(Records excerpted from a collection)
- - - - -

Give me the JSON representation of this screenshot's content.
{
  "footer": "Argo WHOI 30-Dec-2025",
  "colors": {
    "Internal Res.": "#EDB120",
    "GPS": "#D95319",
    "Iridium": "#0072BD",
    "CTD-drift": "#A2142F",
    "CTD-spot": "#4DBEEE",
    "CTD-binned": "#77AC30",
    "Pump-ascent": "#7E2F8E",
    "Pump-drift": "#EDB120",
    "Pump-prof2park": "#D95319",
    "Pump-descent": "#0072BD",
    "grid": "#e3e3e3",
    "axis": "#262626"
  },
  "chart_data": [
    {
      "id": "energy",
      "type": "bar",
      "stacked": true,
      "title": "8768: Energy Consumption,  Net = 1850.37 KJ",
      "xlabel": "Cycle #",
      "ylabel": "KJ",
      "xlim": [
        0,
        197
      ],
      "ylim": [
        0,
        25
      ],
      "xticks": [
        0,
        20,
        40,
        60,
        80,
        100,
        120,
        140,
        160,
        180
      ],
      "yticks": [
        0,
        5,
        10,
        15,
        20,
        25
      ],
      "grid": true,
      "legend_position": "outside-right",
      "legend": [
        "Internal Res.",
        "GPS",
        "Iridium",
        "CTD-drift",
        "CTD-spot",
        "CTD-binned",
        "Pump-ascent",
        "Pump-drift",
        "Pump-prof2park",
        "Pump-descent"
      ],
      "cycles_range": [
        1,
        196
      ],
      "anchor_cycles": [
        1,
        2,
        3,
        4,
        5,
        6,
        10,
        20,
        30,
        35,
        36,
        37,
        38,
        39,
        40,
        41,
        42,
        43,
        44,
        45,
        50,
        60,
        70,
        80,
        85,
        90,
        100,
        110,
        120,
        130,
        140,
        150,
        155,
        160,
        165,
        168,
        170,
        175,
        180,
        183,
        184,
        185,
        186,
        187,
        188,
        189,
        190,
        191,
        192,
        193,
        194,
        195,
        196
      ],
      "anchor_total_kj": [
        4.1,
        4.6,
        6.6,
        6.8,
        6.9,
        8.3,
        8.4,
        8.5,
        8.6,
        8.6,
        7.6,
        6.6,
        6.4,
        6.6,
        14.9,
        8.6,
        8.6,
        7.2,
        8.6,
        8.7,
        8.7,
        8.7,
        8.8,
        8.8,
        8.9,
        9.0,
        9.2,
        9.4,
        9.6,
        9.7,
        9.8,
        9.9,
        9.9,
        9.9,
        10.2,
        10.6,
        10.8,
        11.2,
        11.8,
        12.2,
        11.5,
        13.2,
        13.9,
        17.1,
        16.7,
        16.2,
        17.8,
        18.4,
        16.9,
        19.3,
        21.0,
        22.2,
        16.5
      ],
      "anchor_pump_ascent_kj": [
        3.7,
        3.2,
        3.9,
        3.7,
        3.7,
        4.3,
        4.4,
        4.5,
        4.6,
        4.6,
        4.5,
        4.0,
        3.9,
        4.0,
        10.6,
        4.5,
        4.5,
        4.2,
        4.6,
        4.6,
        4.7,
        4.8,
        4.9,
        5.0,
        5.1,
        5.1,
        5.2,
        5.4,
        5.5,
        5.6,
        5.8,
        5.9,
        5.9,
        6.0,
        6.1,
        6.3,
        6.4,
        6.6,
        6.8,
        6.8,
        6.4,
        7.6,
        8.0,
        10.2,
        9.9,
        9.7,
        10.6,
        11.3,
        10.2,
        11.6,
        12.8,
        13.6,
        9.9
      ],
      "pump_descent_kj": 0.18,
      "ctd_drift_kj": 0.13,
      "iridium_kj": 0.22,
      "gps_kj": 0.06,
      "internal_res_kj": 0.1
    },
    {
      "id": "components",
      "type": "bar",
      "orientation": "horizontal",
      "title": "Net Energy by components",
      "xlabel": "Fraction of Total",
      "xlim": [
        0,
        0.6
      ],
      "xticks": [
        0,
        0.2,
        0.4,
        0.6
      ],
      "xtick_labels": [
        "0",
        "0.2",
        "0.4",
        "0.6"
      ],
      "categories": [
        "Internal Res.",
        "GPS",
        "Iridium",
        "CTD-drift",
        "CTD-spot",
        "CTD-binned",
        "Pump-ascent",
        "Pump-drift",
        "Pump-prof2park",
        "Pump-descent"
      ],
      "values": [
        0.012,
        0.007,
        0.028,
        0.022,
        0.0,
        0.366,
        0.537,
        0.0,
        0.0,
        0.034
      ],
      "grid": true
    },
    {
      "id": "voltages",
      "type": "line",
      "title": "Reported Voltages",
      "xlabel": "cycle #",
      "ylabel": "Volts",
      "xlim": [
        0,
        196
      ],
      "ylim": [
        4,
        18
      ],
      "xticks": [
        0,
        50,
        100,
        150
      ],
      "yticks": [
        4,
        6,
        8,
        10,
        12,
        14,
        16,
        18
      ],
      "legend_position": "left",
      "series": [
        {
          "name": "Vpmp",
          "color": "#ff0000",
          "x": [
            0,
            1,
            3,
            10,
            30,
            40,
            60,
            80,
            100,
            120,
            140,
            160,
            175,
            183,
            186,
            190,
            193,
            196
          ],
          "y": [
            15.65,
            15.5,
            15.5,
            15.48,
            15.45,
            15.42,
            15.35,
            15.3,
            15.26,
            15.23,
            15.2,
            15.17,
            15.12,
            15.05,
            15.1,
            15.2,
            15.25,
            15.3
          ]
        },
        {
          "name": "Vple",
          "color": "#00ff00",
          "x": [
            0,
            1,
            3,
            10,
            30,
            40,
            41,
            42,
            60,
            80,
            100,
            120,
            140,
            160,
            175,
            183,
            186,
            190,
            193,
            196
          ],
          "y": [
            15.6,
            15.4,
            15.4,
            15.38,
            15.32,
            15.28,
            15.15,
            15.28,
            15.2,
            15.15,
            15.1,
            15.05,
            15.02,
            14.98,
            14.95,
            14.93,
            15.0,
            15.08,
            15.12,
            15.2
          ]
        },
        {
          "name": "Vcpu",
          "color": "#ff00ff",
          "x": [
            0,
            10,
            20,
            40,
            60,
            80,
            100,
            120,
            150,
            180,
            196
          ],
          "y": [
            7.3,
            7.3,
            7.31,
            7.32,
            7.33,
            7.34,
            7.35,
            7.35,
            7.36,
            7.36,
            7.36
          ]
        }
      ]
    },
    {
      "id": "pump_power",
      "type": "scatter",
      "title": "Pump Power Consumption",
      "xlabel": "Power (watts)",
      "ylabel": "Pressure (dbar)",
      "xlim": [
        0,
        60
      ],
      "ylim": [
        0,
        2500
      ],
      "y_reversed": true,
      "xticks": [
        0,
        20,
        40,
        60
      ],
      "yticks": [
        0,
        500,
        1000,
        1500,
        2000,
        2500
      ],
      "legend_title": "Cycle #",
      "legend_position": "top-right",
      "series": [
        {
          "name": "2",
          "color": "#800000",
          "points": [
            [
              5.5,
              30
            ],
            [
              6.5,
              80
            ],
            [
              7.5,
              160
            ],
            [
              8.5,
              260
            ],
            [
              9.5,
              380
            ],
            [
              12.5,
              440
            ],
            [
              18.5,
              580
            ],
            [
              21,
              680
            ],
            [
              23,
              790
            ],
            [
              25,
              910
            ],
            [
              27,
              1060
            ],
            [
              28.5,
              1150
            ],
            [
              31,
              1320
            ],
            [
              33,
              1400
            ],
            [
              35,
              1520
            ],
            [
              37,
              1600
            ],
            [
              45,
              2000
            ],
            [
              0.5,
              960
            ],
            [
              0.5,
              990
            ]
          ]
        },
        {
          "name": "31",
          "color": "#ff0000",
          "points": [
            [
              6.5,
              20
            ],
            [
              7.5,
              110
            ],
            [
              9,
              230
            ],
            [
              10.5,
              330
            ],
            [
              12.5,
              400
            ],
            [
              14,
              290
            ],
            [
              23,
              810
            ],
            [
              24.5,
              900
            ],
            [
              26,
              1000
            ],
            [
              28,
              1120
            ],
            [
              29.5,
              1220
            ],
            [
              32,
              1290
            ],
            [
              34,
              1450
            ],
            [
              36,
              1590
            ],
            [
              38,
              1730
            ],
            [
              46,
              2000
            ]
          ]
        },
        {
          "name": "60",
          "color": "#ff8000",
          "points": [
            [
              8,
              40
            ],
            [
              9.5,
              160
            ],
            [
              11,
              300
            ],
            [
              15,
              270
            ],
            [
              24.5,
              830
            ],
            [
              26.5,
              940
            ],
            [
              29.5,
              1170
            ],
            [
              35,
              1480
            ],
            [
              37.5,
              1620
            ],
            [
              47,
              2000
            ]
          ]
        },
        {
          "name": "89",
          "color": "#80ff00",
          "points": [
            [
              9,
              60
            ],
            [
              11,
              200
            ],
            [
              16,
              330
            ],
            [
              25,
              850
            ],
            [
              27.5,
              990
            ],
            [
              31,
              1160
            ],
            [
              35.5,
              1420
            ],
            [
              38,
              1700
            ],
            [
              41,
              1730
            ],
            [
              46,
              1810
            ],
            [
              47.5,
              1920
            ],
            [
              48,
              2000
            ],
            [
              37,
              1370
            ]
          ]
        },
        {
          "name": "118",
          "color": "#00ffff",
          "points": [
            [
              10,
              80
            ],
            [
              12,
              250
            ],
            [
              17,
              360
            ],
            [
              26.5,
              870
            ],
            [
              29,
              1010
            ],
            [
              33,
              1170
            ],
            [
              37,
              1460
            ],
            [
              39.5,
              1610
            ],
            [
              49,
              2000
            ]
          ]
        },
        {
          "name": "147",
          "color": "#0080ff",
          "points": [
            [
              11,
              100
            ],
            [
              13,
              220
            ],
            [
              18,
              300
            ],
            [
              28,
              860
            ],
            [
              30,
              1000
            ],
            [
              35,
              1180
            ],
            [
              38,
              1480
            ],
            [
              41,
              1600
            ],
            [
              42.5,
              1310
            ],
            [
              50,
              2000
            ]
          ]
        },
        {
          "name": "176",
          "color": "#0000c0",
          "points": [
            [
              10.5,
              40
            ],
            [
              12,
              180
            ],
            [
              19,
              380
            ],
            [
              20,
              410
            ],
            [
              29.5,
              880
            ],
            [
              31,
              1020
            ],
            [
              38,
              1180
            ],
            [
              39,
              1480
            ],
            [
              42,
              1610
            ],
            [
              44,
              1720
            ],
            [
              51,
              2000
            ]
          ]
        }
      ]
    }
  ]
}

- - - - -

## [Problem requirements]
Pull out every line of the records that includes the string "right".

## [Written solution]
      "legend_position": "outside-right",
      "legend_position": "top-right",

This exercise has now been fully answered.